▸ AIM OF THE TASK: Single out the lines of the material that contain "ylabel" and copy them.

◆ ◆ ◆ ◆ ◆ ◆ ◆

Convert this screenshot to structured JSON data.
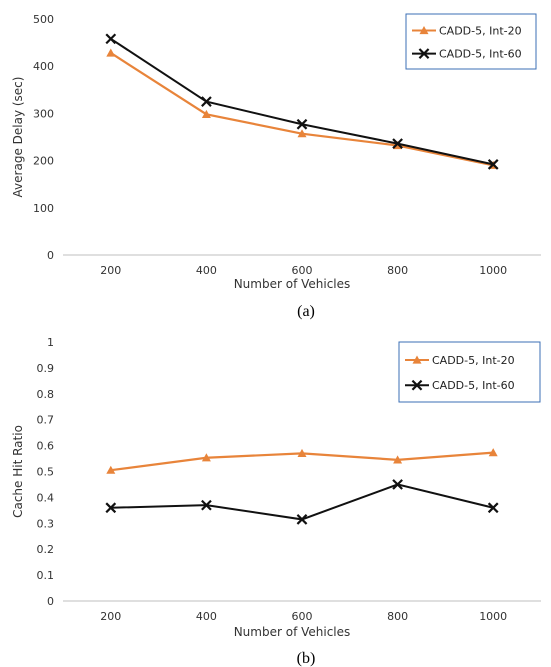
{
  "colors": {
    "series_orange": "#e8843a",
    "series_black": "#111111",
    "legend_border": "#3b6fb6",
    "grid": "#d9d9d9",
    "axis": "#bfbfbf"
  },
  "chart_data": [
    {
      "type": "line",
      "caption": "(a)",
      "xlabel": "Number of Vehicles",
      "ylabel": "Average Delay (sec)",
      "x": [
        200,
        400,
        600,
        800,
        1000
      ],
      "x_tick_labels": [
        "200",
        "400",
        "600",
        "800",
        "1000"
      ],
      "ylim": [
        0,
        500
      ],
      "y_ticks": [
        0,
        100,
        200,
        300,
        400,
        500
      ],
      "y_tick_labels": [
        "0",
        "100",
        "200",
        "300",
        "400",
        "500"
      ],
      "grid": false,
      "legend_position": "top-right",
      "series": [
        {
          "name": "CADD-5, Int-20",
          "marker": "triangle",
          "color": "#e8843a",
          "values": [
            428,
            298,
            257,
            232,
            190
          ]
        },
        {
          "name": "CADD-5, Int-60",
          "marker": "x",
          "color": "#111111",
          "values": [
            458,
            325,
            277,
            236,
            192
          ]
        }
      ]
    },
    {
      "type": "line",
      "caption": "(b)",
      "xlabel": "Number of Vehicles",
      "ylabel": "Cache Hit Ratio",
      "x": [
        200,
        400,
        600,
        800,
        1000
      ],
      "x_tick_labels": [
        "200",
        "400",
        "600",
        "800",
        "1000"
      ],
      "ylim": [
        0,
        1
      ],
      "y_ticks": [
        0,
        0.1,
        0.2,
        0.3,
        0.4,
        0.5,
        0.6,
        0.7,
        0.8,
        0.9,
        1
      ],
      "y_tick_labels": [
        "0",
        "0.1",
        "0.2",
        "0.3",
        "0.4",
        "0.5",
        "0.6",
        "0.7",
        "0.8",
        "0.9",
        "1"
      ],
      "grid": false,
      "legend_position": "top-right",
      "series": [
        {
          "name": "CADD-5, Int-20",
          "marker": "triangle",
          "color": "#e8843a",
          "values": [
            0.505,
            0.553,
            0.57,
            0.545,
            0.573
          ]
        },
        {
          "name": "CADD-5, Int-60",
          "marker": "x",
          "color": "#111111",
          "values": [
            0.36,
            0.37,
            0.315,
            0.45,
            0.36
          ]
        }
      ]
    }
  ]
}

◆ ◆ ◆ ◆ ◆ ◆ ◆

▸ THE OUTPUT:
      "ylabel": "Average Delay (sec)",
      "ylabel": "Cache Hit Ratio",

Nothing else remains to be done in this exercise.